Say how many lines contain the word "Infirmiers" and give no other text.

Some records
┄┄┄┄┄┄┄┄┄┄
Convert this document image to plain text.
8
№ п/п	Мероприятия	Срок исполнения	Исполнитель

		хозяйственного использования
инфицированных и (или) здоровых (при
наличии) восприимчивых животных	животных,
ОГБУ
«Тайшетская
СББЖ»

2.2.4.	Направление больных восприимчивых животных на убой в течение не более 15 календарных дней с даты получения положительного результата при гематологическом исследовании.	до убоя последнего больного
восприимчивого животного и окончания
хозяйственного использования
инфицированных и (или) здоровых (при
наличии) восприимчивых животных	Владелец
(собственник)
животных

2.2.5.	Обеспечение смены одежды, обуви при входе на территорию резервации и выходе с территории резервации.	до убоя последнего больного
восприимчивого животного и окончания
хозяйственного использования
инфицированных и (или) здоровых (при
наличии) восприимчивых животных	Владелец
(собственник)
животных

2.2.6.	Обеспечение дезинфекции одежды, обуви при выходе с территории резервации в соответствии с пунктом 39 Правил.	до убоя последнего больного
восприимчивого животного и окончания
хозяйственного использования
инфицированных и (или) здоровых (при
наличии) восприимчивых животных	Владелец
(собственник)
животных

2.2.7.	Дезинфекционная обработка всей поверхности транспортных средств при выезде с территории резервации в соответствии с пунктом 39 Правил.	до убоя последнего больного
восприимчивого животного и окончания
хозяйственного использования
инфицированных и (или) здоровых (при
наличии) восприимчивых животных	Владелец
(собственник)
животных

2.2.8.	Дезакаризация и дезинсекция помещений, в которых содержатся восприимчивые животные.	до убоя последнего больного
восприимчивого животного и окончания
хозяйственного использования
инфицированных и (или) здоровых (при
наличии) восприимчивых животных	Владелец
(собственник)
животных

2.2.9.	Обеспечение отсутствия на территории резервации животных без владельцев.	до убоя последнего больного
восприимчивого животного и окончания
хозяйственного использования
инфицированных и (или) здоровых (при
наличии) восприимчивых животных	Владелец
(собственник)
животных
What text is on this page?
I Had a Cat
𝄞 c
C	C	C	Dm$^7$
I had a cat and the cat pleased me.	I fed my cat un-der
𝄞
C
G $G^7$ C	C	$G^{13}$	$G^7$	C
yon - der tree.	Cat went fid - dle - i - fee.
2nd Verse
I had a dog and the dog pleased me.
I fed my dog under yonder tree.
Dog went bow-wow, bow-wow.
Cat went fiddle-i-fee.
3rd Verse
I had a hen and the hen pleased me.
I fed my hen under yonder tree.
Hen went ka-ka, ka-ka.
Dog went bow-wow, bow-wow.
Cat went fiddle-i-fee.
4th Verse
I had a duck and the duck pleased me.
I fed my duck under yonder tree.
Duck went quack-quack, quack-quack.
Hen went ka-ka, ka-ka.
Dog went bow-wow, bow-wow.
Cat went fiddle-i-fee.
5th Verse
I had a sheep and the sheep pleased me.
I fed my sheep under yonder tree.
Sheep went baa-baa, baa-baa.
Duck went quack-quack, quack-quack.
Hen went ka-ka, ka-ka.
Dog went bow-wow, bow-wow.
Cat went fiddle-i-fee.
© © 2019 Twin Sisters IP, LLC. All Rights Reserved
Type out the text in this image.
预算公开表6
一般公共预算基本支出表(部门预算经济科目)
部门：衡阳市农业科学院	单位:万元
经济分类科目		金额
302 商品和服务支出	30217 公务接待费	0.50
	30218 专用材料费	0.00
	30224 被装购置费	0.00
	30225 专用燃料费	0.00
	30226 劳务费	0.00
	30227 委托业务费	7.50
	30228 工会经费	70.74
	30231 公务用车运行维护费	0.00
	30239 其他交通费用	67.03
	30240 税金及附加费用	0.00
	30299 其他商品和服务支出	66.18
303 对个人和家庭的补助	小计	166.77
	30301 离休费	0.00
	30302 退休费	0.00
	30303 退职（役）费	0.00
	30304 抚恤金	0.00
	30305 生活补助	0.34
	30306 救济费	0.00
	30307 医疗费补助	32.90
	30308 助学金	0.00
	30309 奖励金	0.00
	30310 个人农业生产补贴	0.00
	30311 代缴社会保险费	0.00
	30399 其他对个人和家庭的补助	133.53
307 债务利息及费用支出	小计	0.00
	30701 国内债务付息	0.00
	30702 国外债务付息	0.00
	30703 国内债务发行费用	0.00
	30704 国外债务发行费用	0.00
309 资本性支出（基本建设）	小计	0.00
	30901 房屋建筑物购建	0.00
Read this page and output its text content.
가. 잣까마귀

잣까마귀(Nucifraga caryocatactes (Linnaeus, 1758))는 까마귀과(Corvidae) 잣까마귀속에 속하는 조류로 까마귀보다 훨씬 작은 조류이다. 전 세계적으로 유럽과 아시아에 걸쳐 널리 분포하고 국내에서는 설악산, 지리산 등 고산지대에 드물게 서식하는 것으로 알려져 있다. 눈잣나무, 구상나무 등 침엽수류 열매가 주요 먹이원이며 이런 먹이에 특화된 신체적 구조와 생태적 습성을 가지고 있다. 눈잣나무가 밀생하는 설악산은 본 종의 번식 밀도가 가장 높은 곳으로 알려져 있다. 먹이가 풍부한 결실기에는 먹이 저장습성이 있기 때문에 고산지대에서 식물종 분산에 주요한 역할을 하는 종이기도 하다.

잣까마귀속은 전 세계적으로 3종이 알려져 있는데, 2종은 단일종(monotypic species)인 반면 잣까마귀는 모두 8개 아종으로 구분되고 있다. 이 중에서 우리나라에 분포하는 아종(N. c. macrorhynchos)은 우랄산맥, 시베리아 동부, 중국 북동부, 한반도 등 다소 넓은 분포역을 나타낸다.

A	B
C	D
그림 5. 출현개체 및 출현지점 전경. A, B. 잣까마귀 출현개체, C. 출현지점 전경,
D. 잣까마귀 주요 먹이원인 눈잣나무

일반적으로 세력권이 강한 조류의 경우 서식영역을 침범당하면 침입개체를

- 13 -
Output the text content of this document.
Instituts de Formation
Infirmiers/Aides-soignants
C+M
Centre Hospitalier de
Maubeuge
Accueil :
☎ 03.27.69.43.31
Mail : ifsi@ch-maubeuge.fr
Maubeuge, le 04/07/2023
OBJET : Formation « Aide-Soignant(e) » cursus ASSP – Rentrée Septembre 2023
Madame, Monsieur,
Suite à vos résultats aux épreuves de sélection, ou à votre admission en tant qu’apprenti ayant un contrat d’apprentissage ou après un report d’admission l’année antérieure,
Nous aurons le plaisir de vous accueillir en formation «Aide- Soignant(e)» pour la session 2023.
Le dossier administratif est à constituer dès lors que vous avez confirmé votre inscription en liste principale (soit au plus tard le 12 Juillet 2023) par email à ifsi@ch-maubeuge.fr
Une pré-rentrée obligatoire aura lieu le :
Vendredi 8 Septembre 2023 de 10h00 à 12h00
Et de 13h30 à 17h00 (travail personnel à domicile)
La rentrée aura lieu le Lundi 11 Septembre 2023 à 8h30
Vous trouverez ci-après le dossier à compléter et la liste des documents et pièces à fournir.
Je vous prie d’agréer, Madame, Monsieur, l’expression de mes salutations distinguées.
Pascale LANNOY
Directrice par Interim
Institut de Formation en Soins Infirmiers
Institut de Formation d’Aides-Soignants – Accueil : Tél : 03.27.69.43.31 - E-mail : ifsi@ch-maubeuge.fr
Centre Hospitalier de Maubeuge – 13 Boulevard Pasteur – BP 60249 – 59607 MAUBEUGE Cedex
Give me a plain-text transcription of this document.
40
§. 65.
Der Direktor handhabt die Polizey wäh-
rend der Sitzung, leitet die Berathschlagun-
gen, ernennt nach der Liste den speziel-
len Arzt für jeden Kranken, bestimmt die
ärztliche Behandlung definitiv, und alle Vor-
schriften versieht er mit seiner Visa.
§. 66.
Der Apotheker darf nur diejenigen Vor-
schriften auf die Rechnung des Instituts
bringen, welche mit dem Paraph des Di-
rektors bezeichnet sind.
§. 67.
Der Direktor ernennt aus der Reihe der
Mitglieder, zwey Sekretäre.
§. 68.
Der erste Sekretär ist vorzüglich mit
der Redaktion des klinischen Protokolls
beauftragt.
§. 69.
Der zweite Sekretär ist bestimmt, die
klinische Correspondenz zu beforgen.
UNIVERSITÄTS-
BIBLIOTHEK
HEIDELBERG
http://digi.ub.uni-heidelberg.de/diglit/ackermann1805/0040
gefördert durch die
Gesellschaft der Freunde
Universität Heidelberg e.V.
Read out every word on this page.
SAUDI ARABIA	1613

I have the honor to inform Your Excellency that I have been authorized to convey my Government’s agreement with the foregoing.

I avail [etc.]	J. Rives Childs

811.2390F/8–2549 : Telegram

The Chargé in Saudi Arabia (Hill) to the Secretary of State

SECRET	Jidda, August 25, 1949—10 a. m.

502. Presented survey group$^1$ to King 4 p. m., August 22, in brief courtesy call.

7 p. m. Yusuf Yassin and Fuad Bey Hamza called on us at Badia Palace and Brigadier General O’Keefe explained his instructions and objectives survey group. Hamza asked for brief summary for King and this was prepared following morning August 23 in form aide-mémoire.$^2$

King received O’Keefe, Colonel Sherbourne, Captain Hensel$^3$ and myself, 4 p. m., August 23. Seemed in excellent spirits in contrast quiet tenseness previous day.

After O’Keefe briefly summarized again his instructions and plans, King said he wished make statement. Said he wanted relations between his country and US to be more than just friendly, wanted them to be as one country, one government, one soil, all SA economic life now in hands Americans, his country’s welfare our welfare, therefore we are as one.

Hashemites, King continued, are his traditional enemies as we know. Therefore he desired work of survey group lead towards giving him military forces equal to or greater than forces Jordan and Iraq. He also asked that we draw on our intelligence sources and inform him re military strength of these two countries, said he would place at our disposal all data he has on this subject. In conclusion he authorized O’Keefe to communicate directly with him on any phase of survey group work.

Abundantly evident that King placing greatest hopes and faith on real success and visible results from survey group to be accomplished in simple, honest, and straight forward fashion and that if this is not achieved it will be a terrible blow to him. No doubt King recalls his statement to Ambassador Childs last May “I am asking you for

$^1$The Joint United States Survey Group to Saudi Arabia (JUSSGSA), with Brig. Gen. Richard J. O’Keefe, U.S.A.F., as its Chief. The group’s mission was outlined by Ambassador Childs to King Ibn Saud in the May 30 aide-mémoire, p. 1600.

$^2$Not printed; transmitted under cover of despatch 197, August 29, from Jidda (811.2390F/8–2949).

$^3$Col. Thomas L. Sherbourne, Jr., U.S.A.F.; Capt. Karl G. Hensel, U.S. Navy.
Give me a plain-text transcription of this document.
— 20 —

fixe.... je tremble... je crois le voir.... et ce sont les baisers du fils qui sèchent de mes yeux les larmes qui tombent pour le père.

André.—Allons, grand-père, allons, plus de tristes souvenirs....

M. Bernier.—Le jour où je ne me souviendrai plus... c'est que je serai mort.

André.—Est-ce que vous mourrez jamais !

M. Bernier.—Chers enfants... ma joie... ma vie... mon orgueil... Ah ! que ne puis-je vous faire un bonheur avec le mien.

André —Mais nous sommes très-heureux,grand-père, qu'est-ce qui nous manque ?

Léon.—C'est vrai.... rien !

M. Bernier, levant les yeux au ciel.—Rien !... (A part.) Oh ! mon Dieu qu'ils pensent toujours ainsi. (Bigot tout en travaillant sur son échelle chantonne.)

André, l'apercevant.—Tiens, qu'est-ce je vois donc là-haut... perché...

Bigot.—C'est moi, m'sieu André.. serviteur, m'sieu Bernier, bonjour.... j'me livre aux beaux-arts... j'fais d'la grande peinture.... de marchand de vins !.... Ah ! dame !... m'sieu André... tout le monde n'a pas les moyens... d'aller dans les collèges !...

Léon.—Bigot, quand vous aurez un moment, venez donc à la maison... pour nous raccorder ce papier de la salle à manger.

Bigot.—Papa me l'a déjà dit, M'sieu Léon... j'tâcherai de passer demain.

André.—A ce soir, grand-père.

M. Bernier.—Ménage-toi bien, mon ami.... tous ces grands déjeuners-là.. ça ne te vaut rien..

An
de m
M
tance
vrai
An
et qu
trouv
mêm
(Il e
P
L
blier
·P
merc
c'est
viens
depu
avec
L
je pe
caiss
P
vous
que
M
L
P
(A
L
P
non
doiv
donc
┄┄┄┄┄┄┄┄┄┄
> **Exercise result**: 2